▶ Short task: Only the run of lines from the one containing "What's the underlying" through the last line should be returned, exactly as written.

▶ Given information:
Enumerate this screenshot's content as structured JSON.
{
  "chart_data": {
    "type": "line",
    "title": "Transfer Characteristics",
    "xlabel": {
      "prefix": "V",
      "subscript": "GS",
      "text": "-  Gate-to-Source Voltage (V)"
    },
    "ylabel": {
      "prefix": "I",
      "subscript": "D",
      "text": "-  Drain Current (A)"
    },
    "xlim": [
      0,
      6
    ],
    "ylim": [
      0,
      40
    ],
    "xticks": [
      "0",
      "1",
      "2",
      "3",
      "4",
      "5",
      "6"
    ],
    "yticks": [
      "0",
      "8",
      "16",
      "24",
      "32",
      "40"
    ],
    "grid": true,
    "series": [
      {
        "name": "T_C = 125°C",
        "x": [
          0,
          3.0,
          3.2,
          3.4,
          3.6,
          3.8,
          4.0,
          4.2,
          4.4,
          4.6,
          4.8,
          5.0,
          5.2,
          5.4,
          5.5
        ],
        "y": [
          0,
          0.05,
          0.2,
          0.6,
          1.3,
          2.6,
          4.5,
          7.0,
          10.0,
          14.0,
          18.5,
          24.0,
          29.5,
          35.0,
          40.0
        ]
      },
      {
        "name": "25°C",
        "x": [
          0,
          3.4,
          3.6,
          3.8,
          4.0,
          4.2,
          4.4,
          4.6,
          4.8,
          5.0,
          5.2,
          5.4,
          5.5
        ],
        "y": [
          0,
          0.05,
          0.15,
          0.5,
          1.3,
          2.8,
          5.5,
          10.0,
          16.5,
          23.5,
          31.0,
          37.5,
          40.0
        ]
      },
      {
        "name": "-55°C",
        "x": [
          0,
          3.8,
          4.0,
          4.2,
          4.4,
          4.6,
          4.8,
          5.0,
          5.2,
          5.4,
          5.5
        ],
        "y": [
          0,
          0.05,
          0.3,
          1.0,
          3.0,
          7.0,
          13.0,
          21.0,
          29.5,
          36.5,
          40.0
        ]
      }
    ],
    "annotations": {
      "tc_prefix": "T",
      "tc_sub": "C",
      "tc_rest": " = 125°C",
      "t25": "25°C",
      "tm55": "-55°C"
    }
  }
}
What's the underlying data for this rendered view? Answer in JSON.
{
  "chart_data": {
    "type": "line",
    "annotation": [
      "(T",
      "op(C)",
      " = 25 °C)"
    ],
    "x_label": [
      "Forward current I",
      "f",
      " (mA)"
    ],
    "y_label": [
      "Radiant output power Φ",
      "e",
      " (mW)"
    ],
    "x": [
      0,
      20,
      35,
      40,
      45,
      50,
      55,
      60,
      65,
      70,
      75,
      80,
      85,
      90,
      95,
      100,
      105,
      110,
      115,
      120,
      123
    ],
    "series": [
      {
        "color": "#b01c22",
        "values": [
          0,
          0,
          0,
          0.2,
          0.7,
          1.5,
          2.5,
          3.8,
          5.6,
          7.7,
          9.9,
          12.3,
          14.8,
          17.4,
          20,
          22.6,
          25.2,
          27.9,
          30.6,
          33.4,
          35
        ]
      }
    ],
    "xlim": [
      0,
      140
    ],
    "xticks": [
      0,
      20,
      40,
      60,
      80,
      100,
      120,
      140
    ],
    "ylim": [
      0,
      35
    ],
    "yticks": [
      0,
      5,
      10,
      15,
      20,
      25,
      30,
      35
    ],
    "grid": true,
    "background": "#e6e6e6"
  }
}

▶ Task output:
What's the underlying data for this rendered view? Answer in JSON.
{
  "chart_data": {
    "type": "line",
    "annotation": [
      "(T",
      "op(C)",
      " = 25 °C)"
    ],
    "x_label": [
      "Forward current I",
      "f",
      " (mA)"
    ],
    "y_label": [
      "Radiant output power Φ",
      "e",
      " (mW)"
    ],
    "x": [
      0,
      20,
      35,
      40,
      45,
      50,
      55,
      60,
      65,
      70,
      75,
      80,
      85,
      90,
      95,
      100,
      105,
      110,
      115,
      120,
      123
    ],
    "series": [
      {
        "color": "#b01c22",
        "values": [
          0,
          0,
          0,
          0.2,
          0.7,
          1.5,
          2.5,
          3.8,
          5.6,
          7.7,
          9.9,
          12.3,
          14.8,
          17.4,
          20,
          22.6,
          25.2,
          27.9,
          30.6,
          33.4,
          35
        ]
      }
    ],
    "xlim": [
      0,
      140
    ],
    "xticks": [
      0,
      20,
      40,
      60,
      80,
      100,
      120,
      140
    ],
    "ylim": [
      0,
      35
    ],
    "yticks": [
      0,
      5,
      10,
      15,
      20,
      25,
      30,
      35
    ],
    "grid": true,
    "background": "#e6e6e6"
  }
}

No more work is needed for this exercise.